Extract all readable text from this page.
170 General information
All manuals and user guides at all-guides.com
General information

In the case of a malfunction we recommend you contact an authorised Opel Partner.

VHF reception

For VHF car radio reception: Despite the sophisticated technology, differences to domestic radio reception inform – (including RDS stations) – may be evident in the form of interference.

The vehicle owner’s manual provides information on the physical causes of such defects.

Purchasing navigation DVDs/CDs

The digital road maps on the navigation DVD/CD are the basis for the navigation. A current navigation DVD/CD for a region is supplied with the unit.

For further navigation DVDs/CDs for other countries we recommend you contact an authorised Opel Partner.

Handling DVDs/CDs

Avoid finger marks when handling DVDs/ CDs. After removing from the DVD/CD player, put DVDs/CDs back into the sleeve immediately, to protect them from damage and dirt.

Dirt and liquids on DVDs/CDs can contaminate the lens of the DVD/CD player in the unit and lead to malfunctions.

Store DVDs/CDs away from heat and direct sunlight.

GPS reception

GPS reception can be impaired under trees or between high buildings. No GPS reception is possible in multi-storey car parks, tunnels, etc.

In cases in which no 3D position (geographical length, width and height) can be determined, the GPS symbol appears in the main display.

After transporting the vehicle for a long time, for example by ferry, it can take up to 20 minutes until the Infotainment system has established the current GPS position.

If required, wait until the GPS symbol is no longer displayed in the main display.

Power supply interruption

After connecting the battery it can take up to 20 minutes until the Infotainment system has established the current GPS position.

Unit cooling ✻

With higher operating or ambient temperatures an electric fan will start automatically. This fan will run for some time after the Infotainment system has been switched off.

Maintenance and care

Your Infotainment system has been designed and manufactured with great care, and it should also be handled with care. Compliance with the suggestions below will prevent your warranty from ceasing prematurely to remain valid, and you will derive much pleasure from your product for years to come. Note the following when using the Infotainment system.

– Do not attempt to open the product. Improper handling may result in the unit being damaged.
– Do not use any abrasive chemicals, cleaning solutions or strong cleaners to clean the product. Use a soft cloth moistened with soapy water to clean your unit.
____________
**Given instruction:**
Write out the whole listing exactly.

**Result of the task:**
Extract all readable text from this page.
170 General information
All manuals and user guides at all-guides.com
General information

In the case of a malfunction we recommend you contact an authorised Opel Partner.

VHF reception

For VHF car radio reception: Despite the sophisticated technology, differences to domestic radio reception inform – (including RDS stations) – may be evident in the form of interference.

The vehicle owner’s manual provides information on the physical causes of such defects.

Purchasing navigation DVDs/CDs

The digital road maps on the navigation DVD/CD are the basis for the navigation. A current navigation DVD/CD for a region is supplied with the unit.

For further navigation DVDs/CDs for other countries we recommend you contact an authorised Opel Partner.

Handling DVDs/CDs

Avoid finger marks when handling DVDs/ CDs. After removing from the DVD/CD player, put DVDs/CDs back into the sleeve immediately, to protect them from damage and dirt.

Dirt and liquids on DVDs/CDs can contaminate the lens of the DVD/CD player in the unit and lead to malfunctions.

Store DVDs/CDs away from heat and direct sunlight.

GPS reception

GPS reception can be impaired under trees or between high buildings. No GPS reception is possible in multi-storey car parks, tunnels, etc.

In cases in which no 3D position (geographical length, width and height) can be determined, the GPS symbol appears in the main display.

After transporting the vehicle for a long time, for example by ferry, it can take up to 20 minutes until the Infotainment system has established the current GPS position.

If required, wait until the GPS symbol is no longer displayed in the main display.

Power supply interruption

After connecting the battery it can take up to 20 minutes until the Infotainment system has established the current GPS position.

Unit cooling ✻

With higher operating or ambient temperatures an electric fan will start automatically. This fan will run for some time after the Infotainment system has been switched off.

Maintenance and care

Your Infotainment system has been designed and manufactured with great care, and it should also be handled with care. Compliance with the suggestions below will prevent your warranty from ceasing prematurely to remain valid, and you will derive much pleasure from your product for years to come. Note the following when using the Infotainment system.

– Do not attempt to open the product. Improper handling may result in the unit being damaged.
– Do not use any abrasive chemicals, cleaning solutions or strong cleaners to clean the product. Use a soft cloth moistened with soapy water to clean your unit.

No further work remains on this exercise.